_GIVEN TASK_:
Exactly as given, repeat all of the entries.

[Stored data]
========================================

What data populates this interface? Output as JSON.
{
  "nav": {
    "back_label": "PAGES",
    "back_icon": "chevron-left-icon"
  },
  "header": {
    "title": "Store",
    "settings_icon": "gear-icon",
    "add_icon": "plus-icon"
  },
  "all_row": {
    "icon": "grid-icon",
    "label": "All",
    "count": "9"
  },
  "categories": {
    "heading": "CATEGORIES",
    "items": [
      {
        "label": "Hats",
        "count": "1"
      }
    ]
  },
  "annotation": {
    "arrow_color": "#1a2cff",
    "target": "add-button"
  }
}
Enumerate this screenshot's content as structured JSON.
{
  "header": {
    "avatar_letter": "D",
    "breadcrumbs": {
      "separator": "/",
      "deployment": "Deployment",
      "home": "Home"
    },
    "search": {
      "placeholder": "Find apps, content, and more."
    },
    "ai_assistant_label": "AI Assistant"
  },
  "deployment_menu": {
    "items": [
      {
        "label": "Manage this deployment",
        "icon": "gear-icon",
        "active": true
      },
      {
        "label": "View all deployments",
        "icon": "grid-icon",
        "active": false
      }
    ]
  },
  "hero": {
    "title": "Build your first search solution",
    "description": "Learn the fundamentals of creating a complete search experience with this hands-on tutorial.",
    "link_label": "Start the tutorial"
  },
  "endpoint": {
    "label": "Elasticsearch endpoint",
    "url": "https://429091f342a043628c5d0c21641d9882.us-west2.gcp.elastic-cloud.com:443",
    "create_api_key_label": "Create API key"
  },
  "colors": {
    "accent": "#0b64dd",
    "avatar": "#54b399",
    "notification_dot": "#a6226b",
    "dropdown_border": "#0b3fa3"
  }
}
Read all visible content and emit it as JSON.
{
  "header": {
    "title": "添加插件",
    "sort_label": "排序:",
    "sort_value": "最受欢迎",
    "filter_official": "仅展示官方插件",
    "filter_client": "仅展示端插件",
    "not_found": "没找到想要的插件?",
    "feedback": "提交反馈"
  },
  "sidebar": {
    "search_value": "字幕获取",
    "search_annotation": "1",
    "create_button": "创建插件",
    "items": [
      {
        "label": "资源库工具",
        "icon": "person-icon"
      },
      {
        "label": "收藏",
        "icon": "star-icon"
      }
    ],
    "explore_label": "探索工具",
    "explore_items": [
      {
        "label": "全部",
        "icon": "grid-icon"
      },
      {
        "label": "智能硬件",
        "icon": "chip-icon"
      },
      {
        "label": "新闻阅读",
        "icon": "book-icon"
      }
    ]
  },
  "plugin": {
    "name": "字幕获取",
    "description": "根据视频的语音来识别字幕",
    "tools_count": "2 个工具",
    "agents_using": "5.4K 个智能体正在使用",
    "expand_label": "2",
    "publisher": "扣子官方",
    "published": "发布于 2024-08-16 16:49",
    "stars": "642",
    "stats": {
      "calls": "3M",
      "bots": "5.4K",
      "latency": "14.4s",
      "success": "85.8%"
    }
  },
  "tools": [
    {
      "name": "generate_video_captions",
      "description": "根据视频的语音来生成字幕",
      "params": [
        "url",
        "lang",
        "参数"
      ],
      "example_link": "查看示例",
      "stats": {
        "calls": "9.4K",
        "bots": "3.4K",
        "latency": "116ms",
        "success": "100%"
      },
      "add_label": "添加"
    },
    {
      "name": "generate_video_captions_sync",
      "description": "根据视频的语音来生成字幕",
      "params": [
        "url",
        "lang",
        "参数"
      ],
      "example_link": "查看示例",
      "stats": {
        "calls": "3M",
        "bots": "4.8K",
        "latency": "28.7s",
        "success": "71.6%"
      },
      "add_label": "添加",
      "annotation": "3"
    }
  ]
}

========================================

_TASK RESPONSE_:
What data populates this interface? Output as JSON.
{
  "nav": {
    "back_label": "PAGES",
    "back_icon": "chevron-left-icon"
  },
  "header": {
    "title": "Store",
    "settings_icon": "gear-icon",
    "add_icon": "plus-icon"
  },
  "all_row": {
    "icon": "grid-icon",
    "label": "All",
    "count": "9"
  },
  "categories": {
    "heading": "CATEGORIES",
    "items": [
      {
        "label": "Hats",
        "count": "1"
      }
    ]
  },
  "annotation": {
    "arrow_color": "#1a2cff",
    "target": "add-button"
  }
}
Enumerate this screenshot's content as structured JSON.
{
  "header": {
    "avatar_letter": "D",
    "breadcrumbs": {
      "separator": "/",
      "deployment": "Deployment",
      "home": "Home"
    },
    "search": {
      "placeholder": "Find apps, content, and more."
    },
    "ai_assistant_label": "AI Assistant"
  },
  "deployment_menu": {
    "items": [
      {
        "label": "Manage this deployment",
        "icon": "gear-icon",
        "active": true
      },
      {
        "label": "View all deployments",
        "icon": "grid-icon",
        "active": false
      }
    ]
  },
  "hero": {
    "title": "Build your first search solution",
    "description": "Learn the fundamentals of creating a complete search experience with this hands-on tutorial.",
    "link_label": "Start the tutorial"
  },
  "endpoint": {
    "label": "Elasticsearch endpoint",
    "url": "https://429091f342a043628c5d0c21641d9882.us-west2.gcp.elastic-cloud.com:443",
    "create_api_key_label": "Create API key"
  },
  "colors": {
    "accent": "#0b64dd",
    "avatar": "#54b399",
    "notification_dot": "#a6226b",
    "dropdown_border": "#0b3fa3"
  }
}
Read all visible content and emit it as JSON.
{
  "header": {
    "title": "添加插件",
    "sort_label": "排序:",
    "sort_value": "最受欢迎",
    "filter_official": "仅展示官方插件",
    "filter_client": "仅展示端插件",
    "not_found": "没找到想要的插件?",
    "feedback": "提交反馈"
  },
  "sidebar": {
    "search_value": "字幕获取",
    "search_annotation": "1",
    "create_button": "创建插件",
    "items": [
      {
        "label": "资源库工具",
        "icon": "person-icon"
      },
      {
        "label": "收藏",
        "icon": "star-icon"
      }
    ],
    "explore_label": "探索工具",
    "explore_items": [
      {
        "label": "全部",
        "icon": "grid-icon"
      },
      {
        "label": "智能硬件",
        "icon": "chip-icon"
      },
      {
        "label": "新闻阅读",
        "icon": "book-icon"
      }
    ]
  },
  "plugin": {
    "name": "字幕获取",
    "description": "根据视频的语音来识别字幕",
    "tools_count": "2 个工具",
    "agents_using": "5.4K 个智能体正在使用",
    "expand_label": "2",
    "publisher": "扣子官方",
    "published": "发布于 2024-08-16 16:49",
    "stars": "642",
    "stats": {
      "calls": "3M",
      "bots": "5.4K",
      "latency": "14.4s",
      "success": "85.8%"
    }
  },
  "tools": [
    {
      "name": "generate_video_captions",
      "description": "根据视频的语音来生成字幕",
      "params": [
        "url",
        "lang",
        "参数"
      ],
      "example_link": "查看示例",
      "stats": {
        "calls": "9.4K",
        "bots": "3.4K",
        "latency": "116ms",
        "success": "100%"
      },
      "add_label": "添加"
    },
    {
      "name": "generate_video_captions_sync",
      "description": "根据视频的语音来生成字幕",
      "params": [
        "url",
        "lang",
        "参数"
      ],
      "example_link": "查看示例",
      "stats": {
        "calls": "3M",
        "bots": "4.8K",
        "latency": "28.7s",
        "success": "71.6%"
      },
      "add_label": "添加",
      "annotation": "3"
    }
  ]
}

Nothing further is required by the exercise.